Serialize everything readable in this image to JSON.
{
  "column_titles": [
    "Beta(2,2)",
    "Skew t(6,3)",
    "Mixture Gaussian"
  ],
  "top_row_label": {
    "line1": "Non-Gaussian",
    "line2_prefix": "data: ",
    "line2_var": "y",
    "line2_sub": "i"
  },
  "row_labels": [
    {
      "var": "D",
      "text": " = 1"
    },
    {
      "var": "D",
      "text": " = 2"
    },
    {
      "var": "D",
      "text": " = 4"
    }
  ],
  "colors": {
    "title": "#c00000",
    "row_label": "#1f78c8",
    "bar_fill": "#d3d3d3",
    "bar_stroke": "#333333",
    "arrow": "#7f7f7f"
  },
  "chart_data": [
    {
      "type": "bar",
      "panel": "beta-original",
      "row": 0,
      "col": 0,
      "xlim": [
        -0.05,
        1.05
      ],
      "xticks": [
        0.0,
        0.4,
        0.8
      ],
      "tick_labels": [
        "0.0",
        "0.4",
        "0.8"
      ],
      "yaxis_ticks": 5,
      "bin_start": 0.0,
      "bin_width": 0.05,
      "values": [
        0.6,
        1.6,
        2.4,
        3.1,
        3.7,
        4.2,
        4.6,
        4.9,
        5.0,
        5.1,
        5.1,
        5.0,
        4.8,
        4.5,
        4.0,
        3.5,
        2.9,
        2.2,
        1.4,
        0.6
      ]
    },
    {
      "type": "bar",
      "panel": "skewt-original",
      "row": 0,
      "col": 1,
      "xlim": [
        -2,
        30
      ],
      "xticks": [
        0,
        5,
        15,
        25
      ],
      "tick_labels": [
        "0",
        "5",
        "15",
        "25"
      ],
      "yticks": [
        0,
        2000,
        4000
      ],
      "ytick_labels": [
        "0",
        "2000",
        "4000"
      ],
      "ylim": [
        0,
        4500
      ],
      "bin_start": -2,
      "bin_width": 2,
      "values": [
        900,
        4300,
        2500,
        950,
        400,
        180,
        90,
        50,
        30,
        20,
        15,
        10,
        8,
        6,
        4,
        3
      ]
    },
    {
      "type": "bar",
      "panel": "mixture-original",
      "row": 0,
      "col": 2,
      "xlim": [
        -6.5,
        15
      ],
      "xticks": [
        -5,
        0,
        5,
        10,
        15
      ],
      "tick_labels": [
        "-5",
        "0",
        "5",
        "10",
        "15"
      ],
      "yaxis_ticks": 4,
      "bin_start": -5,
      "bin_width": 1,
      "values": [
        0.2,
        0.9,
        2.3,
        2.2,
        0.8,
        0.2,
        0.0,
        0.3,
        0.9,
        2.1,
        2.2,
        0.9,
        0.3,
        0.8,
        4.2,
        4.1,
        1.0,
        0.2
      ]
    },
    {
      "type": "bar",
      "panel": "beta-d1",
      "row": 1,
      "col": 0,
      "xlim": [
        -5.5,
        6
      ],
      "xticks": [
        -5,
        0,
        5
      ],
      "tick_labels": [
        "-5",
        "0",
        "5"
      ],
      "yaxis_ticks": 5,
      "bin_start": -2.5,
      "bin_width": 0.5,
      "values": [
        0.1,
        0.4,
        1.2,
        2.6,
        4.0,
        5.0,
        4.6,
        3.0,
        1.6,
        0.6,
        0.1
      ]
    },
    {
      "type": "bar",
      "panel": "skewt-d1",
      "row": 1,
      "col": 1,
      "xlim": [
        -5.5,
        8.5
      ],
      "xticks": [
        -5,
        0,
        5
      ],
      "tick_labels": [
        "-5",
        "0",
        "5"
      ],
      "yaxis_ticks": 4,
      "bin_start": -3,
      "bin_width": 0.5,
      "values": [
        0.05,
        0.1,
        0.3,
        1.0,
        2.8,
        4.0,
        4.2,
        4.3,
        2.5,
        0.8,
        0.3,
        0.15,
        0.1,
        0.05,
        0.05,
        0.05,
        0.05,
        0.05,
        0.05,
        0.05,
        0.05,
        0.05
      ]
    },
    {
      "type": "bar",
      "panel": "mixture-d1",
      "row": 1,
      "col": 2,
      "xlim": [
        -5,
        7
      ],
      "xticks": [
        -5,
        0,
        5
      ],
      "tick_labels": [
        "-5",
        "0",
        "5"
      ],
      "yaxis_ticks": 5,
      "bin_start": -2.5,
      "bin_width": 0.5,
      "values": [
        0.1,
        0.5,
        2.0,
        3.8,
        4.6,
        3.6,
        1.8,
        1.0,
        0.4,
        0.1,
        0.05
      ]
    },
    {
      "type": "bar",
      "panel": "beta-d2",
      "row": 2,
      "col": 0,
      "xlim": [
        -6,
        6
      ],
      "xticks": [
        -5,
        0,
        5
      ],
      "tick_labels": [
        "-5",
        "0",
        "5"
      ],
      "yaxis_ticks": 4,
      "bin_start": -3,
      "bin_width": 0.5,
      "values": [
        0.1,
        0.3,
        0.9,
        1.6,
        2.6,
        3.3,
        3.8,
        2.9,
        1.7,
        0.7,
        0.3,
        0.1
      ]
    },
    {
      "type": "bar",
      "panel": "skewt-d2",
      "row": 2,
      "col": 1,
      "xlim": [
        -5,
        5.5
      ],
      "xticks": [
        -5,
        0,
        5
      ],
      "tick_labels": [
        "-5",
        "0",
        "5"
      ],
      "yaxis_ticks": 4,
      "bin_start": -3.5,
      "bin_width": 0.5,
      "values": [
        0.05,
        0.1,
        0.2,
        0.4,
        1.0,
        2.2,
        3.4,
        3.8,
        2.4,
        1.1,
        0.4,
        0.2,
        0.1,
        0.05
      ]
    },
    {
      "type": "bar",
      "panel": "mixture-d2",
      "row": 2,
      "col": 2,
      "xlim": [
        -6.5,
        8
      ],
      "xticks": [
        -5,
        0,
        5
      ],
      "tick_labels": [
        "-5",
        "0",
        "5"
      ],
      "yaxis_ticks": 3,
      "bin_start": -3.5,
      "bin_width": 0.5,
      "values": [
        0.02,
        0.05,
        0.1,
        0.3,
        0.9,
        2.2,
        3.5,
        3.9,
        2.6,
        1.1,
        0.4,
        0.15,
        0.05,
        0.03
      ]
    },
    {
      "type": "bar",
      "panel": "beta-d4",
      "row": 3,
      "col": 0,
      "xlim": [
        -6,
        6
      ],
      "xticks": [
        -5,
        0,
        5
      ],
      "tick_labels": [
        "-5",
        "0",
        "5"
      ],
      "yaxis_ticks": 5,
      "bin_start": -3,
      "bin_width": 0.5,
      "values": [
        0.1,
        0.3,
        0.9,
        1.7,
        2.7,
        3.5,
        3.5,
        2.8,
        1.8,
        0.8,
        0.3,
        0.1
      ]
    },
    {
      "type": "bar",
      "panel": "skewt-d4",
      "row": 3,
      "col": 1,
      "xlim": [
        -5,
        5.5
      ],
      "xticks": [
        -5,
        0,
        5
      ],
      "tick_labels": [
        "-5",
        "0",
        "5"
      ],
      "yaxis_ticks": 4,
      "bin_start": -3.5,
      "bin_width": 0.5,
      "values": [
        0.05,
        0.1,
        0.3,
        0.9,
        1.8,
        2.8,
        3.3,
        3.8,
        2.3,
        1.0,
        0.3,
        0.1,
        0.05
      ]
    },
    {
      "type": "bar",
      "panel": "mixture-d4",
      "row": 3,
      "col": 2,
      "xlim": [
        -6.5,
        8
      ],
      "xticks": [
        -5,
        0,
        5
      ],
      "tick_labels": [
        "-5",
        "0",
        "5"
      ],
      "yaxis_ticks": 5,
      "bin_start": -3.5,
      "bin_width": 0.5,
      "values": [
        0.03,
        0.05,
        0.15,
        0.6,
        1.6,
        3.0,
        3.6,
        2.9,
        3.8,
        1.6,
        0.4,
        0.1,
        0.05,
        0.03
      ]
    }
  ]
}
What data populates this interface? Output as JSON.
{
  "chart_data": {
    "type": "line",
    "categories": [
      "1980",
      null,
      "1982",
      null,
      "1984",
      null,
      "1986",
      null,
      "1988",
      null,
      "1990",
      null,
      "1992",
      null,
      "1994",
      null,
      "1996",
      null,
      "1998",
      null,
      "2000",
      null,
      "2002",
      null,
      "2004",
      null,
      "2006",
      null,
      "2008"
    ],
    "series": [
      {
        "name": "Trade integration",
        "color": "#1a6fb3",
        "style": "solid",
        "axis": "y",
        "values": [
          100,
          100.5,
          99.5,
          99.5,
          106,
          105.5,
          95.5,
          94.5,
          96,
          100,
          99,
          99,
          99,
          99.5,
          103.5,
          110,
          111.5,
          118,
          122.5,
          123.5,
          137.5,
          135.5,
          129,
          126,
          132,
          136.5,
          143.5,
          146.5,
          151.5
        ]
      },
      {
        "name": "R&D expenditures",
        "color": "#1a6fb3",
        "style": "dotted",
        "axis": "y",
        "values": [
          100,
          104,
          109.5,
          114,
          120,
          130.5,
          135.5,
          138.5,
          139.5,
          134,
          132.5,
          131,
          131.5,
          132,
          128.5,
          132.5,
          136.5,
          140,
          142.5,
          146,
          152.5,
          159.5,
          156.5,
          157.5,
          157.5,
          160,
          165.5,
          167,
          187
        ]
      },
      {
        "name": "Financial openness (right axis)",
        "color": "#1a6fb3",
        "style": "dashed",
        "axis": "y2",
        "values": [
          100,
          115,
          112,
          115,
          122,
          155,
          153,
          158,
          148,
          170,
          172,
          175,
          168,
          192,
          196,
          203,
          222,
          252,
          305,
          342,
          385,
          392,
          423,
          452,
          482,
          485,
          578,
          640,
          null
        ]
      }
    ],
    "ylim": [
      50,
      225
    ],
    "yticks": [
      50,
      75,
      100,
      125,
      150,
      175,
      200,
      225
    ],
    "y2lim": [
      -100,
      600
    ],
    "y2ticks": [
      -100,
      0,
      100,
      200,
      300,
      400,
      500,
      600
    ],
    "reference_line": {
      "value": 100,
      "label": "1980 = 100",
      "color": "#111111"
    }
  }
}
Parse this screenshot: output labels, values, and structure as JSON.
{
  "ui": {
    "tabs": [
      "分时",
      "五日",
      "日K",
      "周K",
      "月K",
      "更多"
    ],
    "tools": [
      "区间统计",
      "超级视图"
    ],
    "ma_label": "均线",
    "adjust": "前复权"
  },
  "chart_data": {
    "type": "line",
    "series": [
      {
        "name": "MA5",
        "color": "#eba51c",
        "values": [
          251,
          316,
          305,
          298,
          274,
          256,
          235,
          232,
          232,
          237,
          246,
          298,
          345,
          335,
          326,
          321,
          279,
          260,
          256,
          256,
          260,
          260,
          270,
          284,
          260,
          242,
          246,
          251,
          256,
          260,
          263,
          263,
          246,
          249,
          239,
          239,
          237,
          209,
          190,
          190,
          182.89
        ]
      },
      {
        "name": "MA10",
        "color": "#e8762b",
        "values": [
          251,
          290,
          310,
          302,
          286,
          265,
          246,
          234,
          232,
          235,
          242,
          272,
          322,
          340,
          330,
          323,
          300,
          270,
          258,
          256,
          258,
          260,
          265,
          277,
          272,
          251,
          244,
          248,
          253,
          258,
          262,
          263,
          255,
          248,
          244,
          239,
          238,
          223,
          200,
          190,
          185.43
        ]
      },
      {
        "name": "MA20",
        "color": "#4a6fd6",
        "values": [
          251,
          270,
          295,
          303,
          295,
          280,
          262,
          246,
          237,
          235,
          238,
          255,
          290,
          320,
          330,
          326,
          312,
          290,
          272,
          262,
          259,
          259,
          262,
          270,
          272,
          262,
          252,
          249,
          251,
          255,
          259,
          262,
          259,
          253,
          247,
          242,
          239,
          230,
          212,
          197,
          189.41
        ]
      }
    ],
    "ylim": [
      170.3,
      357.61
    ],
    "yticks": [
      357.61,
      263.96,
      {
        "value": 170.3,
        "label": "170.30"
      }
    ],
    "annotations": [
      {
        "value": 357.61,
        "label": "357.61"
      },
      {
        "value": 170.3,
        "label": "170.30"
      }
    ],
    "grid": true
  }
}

================================

Collect each line holding the string "Gaussian".

    "Mixture Gaussian"
    "line1": "Non-Gaussian",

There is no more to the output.